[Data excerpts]
* * *

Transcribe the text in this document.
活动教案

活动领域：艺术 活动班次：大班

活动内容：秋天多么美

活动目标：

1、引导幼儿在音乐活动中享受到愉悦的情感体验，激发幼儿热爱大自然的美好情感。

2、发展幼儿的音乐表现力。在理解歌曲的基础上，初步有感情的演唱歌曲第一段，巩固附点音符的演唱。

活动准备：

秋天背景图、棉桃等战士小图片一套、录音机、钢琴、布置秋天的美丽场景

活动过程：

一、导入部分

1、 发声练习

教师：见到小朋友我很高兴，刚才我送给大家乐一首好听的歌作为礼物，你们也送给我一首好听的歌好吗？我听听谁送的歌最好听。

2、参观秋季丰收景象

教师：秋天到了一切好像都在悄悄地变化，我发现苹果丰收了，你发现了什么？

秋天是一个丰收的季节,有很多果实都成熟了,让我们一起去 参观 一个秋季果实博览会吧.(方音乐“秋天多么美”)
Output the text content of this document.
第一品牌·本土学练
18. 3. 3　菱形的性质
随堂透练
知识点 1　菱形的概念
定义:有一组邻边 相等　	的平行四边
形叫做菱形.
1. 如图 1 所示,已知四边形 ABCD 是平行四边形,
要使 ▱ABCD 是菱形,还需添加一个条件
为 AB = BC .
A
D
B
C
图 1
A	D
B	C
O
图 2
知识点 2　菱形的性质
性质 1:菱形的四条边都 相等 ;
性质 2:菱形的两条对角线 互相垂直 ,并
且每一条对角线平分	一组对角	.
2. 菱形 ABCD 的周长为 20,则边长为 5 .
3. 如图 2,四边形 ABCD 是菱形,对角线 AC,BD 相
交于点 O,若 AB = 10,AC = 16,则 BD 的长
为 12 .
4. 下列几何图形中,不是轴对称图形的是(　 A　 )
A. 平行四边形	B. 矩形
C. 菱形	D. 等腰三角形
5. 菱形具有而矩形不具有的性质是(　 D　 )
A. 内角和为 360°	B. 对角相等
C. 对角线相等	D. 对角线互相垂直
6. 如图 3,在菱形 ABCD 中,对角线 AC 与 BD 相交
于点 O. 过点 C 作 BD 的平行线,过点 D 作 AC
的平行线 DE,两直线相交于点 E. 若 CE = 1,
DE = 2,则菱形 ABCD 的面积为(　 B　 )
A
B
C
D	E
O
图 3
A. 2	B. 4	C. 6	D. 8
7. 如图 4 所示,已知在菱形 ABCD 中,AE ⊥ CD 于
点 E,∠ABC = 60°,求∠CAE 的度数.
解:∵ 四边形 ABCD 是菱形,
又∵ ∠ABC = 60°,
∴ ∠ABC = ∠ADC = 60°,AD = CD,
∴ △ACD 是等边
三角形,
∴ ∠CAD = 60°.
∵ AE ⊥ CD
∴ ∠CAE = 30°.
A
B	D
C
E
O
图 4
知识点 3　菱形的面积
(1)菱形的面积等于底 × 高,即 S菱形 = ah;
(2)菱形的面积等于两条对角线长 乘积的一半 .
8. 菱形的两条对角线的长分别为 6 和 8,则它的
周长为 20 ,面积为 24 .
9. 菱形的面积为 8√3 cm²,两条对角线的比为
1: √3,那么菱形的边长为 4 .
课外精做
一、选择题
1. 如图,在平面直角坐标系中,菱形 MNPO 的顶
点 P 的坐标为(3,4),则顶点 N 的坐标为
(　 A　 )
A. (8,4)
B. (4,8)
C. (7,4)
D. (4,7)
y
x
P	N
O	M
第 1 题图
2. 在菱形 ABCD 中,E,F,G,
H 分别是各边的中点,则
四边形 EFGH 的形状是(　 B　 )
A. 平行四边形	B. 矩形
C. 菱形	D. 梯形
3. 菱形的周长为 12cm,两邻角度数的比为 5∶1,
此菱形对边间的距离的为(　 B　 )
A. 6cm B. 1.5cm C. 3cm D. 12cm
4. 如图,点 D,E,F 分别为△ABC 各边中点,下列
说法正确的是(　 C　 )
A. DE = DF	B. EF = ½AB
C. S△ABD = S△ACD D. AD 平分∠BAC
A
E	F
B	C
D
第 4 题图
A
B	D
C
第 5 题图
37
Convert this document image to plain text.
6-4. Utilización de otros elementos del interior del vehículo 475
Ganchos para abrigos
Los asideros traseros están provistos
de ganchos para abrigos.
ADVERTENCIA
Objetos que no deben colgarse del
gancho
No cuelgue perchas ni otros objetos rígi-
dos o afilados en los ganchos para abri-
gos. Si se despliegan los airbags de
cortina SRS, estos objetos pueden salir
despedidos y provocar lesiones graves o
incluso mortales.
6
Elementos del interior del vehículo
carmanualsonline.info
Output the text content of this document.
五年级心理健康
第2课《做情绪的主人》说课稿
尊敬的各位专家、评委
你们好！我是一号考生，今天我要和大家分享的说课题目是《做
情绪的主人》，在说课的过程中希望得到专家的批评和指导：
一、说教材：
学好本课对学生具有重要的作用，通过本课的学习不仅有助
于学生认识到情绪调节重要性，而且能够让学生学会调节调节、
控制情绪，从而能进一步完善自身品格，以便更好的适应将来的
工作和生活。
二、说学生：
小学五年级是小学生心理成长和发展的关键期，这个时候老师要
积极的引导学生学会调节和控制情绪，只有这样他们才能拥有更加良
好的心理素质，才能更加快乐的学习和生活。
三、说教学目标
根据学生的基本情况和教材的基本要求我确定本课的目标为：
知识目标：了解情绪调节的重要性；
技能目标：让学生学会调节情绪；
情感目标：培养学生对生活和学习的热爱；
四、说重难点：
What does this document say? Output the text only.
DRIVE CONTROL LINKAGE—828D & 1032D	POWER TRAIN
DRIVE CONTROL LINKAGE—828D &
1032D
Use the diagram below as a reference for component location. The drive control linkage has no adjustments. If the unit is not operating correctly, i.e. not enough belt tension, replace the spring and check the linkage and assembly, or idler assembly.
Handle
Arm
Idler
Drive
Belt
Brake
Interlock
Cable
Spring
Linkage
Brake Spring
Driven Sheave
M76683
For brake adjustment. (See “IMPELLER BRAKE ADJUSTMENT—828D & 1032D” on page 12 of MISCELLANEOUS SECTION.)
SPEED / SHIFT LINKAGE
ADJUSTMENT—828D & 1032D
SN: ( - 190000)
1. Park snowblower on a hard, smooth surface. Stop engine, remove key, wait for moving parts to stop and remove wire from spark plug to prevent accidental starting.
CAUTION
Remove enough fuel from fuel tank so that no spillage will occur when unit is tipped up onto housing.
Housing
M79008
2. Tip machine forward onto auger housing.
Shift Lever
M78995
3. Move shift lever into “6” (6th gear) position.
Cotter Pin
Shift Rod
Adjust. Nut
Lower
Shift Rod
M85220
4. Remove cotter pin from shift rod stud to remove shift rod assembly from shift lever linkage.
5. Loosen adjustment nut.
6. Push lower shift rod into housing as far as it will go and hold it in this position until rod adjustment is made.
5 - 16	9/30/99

* * *

## Aim
From the entries above, extract every line where the word "assembly" appears.

## Task answer
Use the diagram below as a reference for component location. The drive control linkage has no adjustments. If the unit is not operating correctly, i.e. not enough belt tension, replace the spring and check the linkage and assembly, or idler assembly.
4. Remove cotter pin from shift rod stud to remove shift rod assembly from shift lever linkage.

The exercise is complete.